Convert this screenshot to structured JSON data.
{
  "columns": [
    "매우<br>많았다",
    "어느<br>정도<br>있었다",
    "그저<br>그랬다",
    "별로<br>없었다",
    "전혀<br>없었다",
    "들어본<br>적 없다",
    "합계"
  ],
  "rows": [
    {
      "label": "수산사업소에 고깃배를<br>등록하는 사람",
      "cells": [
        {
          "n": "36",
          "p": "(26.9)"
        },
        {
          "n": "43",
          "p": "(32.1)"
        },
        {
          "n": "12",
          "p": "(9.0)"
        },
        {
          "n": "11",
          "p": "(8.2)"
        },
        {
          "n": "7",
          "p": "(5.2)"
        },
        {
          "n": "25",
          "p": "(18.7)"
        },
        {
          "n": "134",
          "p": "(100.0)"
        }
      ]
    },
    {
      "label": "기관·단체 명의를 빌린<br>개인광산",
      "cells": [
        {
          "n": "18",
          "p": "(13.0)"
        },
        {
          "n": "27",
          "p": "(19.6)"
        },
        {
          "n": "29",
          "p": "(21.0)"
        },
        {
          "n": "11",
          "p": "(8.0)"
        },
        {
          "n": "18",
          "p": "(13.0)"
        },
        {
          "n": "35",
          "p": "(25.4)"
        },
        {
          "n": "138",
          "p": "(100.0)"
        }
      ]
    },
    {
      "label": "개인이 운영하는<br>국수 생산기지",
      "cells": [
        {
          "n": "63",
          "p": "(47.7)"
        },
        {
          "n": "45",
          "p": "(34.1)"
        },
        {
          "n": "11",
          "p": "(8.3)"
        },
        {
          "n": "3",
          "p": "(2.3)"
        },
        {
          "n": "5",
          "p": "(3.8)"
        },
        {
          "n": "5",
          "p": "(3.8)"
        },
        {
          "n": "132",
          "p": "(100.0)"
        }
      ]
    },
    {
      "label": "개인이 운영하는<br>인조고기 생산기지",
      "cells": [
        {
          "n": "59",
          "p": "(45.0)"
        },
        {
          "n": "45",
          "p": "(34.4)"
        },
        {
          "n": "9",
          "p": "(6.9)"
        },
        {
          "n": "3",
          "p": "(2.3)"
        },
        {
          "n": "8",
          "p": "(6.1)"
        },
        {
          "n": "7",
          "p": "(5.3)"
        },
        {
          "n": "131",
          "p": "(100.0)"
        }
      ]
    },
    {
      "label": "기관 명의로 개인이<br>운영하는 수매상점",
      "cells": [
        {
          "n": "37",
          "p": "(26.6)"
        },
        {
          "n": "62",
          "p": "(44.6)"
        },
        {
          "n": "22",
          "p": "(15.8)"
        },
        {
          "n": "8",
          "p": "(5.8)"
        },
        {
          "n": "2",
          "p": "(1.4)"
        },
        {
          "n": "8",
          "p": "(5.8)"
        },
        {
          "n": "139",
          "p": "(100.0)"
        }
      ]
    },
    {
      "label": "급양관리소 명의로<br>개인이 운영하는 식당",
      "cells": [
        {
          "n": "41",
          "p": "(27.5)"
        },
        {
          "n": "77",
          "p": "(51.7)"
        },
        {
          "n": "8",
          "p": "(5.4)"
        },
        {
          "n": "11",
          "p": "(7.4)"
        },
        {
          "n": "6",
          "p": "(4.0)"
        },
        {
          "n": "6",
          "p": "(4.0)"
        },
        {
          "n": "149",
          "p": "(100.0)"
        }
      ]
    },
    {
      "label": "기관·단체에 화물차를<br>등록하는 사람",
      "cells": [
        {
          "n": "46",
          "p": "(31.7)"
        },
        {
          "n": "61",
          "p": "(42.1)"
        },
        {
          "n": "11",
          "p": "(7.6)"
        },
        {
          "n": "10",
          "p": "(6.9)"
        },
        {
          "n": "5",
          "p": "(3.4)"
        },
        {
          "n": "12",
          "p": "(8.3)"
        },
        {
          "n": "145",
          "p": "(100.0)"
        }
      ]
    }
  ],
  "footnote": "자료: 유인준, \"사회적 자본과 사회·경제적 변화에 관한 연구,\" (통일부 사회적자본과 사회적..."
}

----------

Print out the whole listing exactly as it appears.

> SOLUTION FOR THIS TASK:
Convert this screenshot to structured JSON data.
{
  "columns": [
    "매우<br>많았다",
    "어느<br>정도<br>있었다",
    "그저<br>그랬다",
    "별로<br>없었다",
    "전혀<br>없었다",
    "들어본<br>적 없다",
    "합계"
  ],
  "rows": [
    {
      "label": "수산사업소에 고깃배를<br>등록하는 사람",
      "cells": [
        {
          "n": "36",
          "p": "(26.9)"
        },
        {
          "n": "43",
          "p": "(32.1)"
        },
        {
          "n": "12",
          "p": "(9.0)"
        },
        {
          "n": "11",
          "p": "(8.2)"
        },
        {
          "n": "7",
          "p": "(5.2)"
        },
        {
          "n": "25",
          "p": "(18.7)"
        },
        {
          "n": "134",
          "p": "(100.0)"
        }
      ]
    },
    {
      "label": "기관·단체 명의를 빌린<br>개인광산",
      "cells": [
        {
          "n": "18",
          "p": "(13.0)"
        },
        {
          "n": "27",
          "p": "(19.6)"
        },
        {
          "n": "29",
          "p": "(21.0)"
        },
        {
          "n": "11",
          "p": "(8.0)"
        },
        {
          "n": "18",
          "p": "(13.0)"
        },
        {
          "n": "35",
          "p": "(25.4)"
        },
        {
          "n": "138",
          "p": "(100.0)"
        }
      ]
    },
    {
      "label": "개인이 운영하는<br>국수 생산기지",
      "cells": [
        {
          "n": "63",
          "p": "(47.7)"
        },
        {
          "n": "45",
          "p": "(34.1)"
        },
        {
          "n": "11",
          "p": "(8.3)"
        },
        {
          "n": "3",
          "p": "(2.3)"
        },
        {
          "n": "5",
          "p": "(3.8)"
        },
        {
          "n": "5",
          "p": "(3.8)"
        },
        {
          "n": "132",
          "p": "(100.0)"
        }
      ]
    },
    {
      "label": "개인이 운영하는<br>인조고기 생산기지",
      "cells": [
        {
          "n": "59",
          "p": "(45.0)"
        },
        {
          "n": "45",
          "p": "(34.4)"
        },
        {
          "n": "9",
          "p": "(6.9)"
        },
        {
          "n": "3",
          "p": "(2.3)"
        },
        {
          "n": "8",
          "p": "(6.1)"
        },
        {
          "n": "7",
          "p": "(5.3)"
        },
        {
          "n": "131",
          "p": "(100.0)"
        }
      ]
    },
    {
      "label": "기관 명의로 개인이<br>운영하는 수매상점",
      "cells": [
        {
          "n": "37",
          "p": "(26.6)"
        },
        {
          "n": "62",
          "p": "(44.6)"
        },
        {
          "n": "22",
          "p": "(15.8)"
        },
        {
          "n": "8",
          "p": "(5.8)"
        },
        {
          "n": "2",
          "p": "(1.4)"
        },
        {
          "n": "8",
          "p": "(5.8)"
        },
        {
          "n": "139",
          "p": "(100.0)"
        }
      ]
    },
    {
      "label": "급양관리소 명의로<br>개인이 운영하는 식당",
      "cells": [
        {
          "n": "41",
          "p": "(27.5)"
        },
        {
          "n": "77",
          "p": "(51.7)"
        },
        {
          "n": "8",
          "p": "(5.4)"
        },
        {
          "n": "11",
          "p": "(7.4)"
        },
        {
          "n": "6",
          "p": "(4.0)"
        },
        {
          "n": "6",
          "p": "(4.0)"
        },
        {
          "n": "149",
          "p": "(100.0)"
        }
      ]
    },
    {
      "label": "기관·단체에 화물차를<br>등록하는 사람",
      "cells": [
        {
          "n": "46",
          "p": "(31.7)"
        },
        {
          "n": "61",
          "p": "(42.1)"
        },
        {
          "n": "11",
          "p": "(7.6)"
        },
        {
          "n": "10",
          "p": "(6.9)"
        },
        {
          "n": "5",
          "p": "(3.4)"
        },
        {
          "n": "12",
          "p": "(8.3)"
        },
        {
          "n": "145",
          "p": "(100.0)"
        }
      ]
    }
  ],
  "footnote": "자료: 유인준, \"사회적 자본과 사회·경제적 변화에 관한 연구,\" (통일부 사회적자본과 사회적..."
}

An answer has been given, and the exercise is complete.